• Task directions: Copy each line that contains the string "HYPERSENSITIVITY".

Start Extracted material

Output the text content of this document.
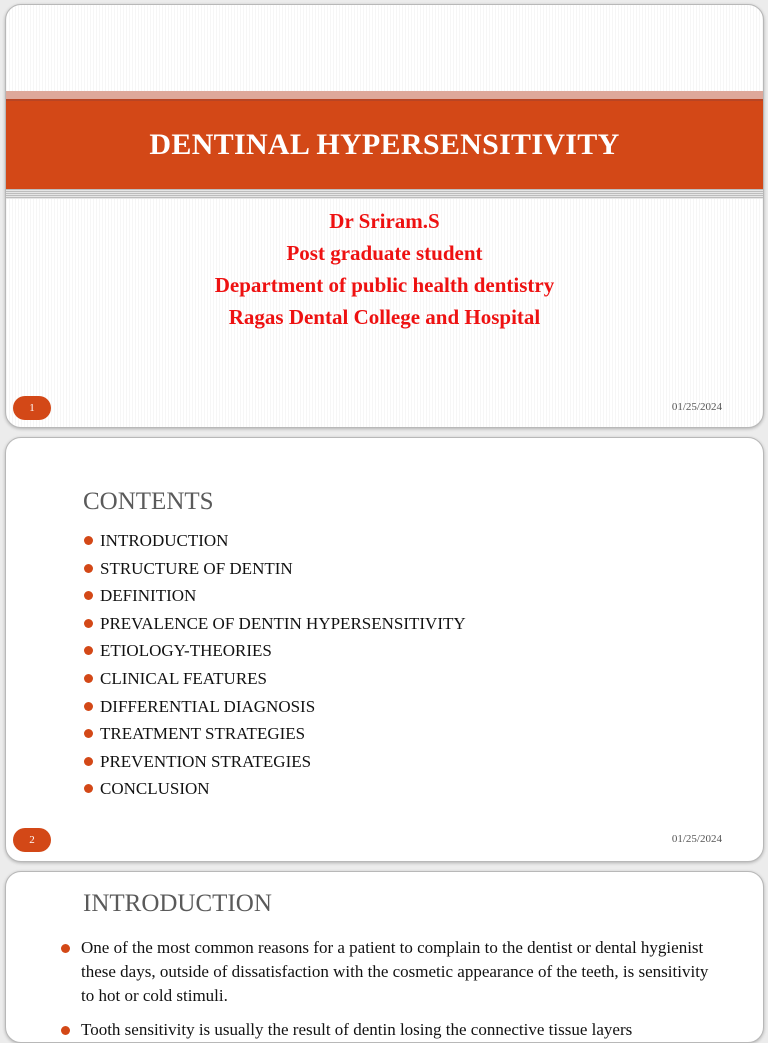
DENTINAL HYPERSENSITIVITY
Dr Sriram.S
Post graduate student
Department of public health dentistry
Ragas Dental College and Hospital
1	01/25/2024
CONTENTS
INTRODUCTION
STRUCTURE OF DENTIN
DEFINITION
PREVALENCE OF DENTIN HYPERSENSITIVITY
ETIOLOGY-THEORIES
CLINICAL FEATURES
DIFFERENTIAL DIAGNOSIS
TREATMENT STRATEGIES
PREVENTION STRATEGIES
CONCLUSION
2	01/25/2024
INTRODUCTION
One of the most common reasons for a patient to complain to the dentist or dental hygienist these days, outside of dissatisfaction with the cosmetic appearance of the teeth, is sensitivity to hot or cold stimuli.
Tooth sensitivity is usually the result of dentin losing the connective tissue layers
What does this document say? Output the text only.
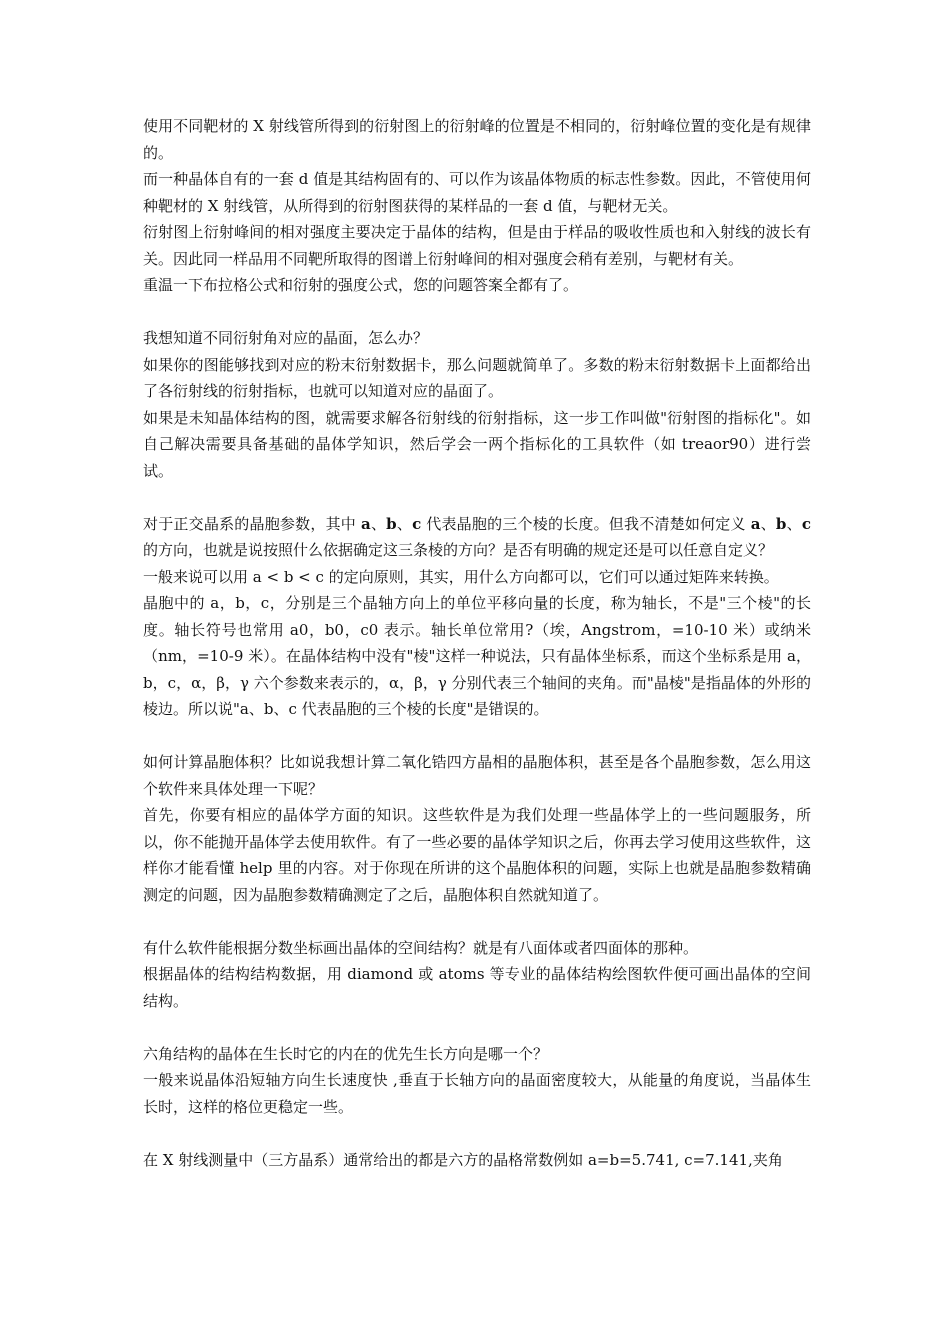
使用不同靶材的 X 射线管所得到的衍射图上的衍射峰的位置是不相同的，衍射峰位置的变化是有规律的。

而一种晶体自有的一套 d 值是其结构固有的、可以作为该晶体物质的标志性参数。因此，不管使用何种靶材的 X 射线管，从所得到的衍射图获得的某样品的一套 d 值，与靶材无关。

衍射图上衍射峰间的相对强度主要决定于晶体的结构，但是由于样品的吸收性质也和入射线的波长有关。因此同一样品用不同靶所取得的图谱上衍射峰间的相对强度会稍有差别，与靶材有关。

重温一下布拉格公式和衍射的强度公式，您的问题答案全都有了。

我想知道不同衍射角对应的晶面，怎么办？

如果你的图能够找到对应的粉末衍射数据卡，那么问题就简单了。多数的粉末衍射数据卡上面都给出了各衍射线的衍射指标，也就可以知道对应的晶面了。

如果是未知晶体结构的图，就需要求解各衍射线的衍射指标，这一步工作叫做"衍射图的指标化"。如自己解决需要具备基础的晶体学知识，然后学会一两个指标化的工具软件（如 treaor90）进行尝试。

对于正交晶系的晶胞参数，其中 a、b、c 代表晶胞的三个棱的长度。但我不清楚如何定义 a、b、c 的方向，也就是说按照什么依据确定这三条棱的方向？是否有明确的规定还是可以任意自定义？

一般来说可以用 a < b < c 的定向原则，其实，用什么方向都可以，它们可以通过矩阵来转换。

晶胞中的 a，b，c，分别是三个晶轴方向上的单位平移向量的长度，称为轴长，不是"三个棱"的长度。轴长符号也常用 a0，b0，c0 表示。轴长单位常用?（埃，Angstrom，=10-10 米）或纳米（nm，=10-9 米）。在晶体结构中没有"棱"这样一种说法，只有晶体坐标系，而这个坐标系是用 a，b，c，α，β，γ 六个参数来表示的，α，β，γ 分别代表三个轴间的夹角。而"晶棱"是指晶体的外形的棱边。所以说"a、b、c 代表晶胞的三个棱的长度"是错误的。

如何计算晶胞体积？比如说我想计算二氧化锆四方晶相的晶胞体积，甚至是各个晶胞参数，怎么用这个软件来具体处理一下呢？

首先，你要有相应的晶体学方面的知识。这些软件是为我们处理一些晶体学上的一些问题服务，所以，你不能抛开晶体学去使用软件。有了一些必要的晶体学知识之后，你再去学习使用这些软件，这样你才能看懂 help 里的内容。对于你现在所讲的这个晶胞体积的问题，实际上也就是晶胞参数精确测定的问题，因为晶胞参数精确测定了之后，晶胞体积自然就知道了。

有什么软件能根据分数坐标画出晶体的空间结构？就是有八面体或者四面体的那种。

根据晶体的结构结构数据，用 diamond 或 atoms 等专业的晶体结构绘图软件便可画出晶体的空间结构。

六角结构的晶体在生长时它的内在的优先生长方向是哪一个？

一般来说晶体沿短轴方向生长速度快 ,垂直于长轴方向的晶面密度较大，从能量的角度说，当晶体生长时，这样的格位更稳定一些。

在 X 射线测量中（三方晶系）通常给出的都是六方的晶格常数例如 a=b=5.741, c=7.141,夹角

End Extracted material

• Exercise output:
DENTINAL HYPERSENSITIVITY
PREVALENCE OF DENTIN HYPERSENSITIVITY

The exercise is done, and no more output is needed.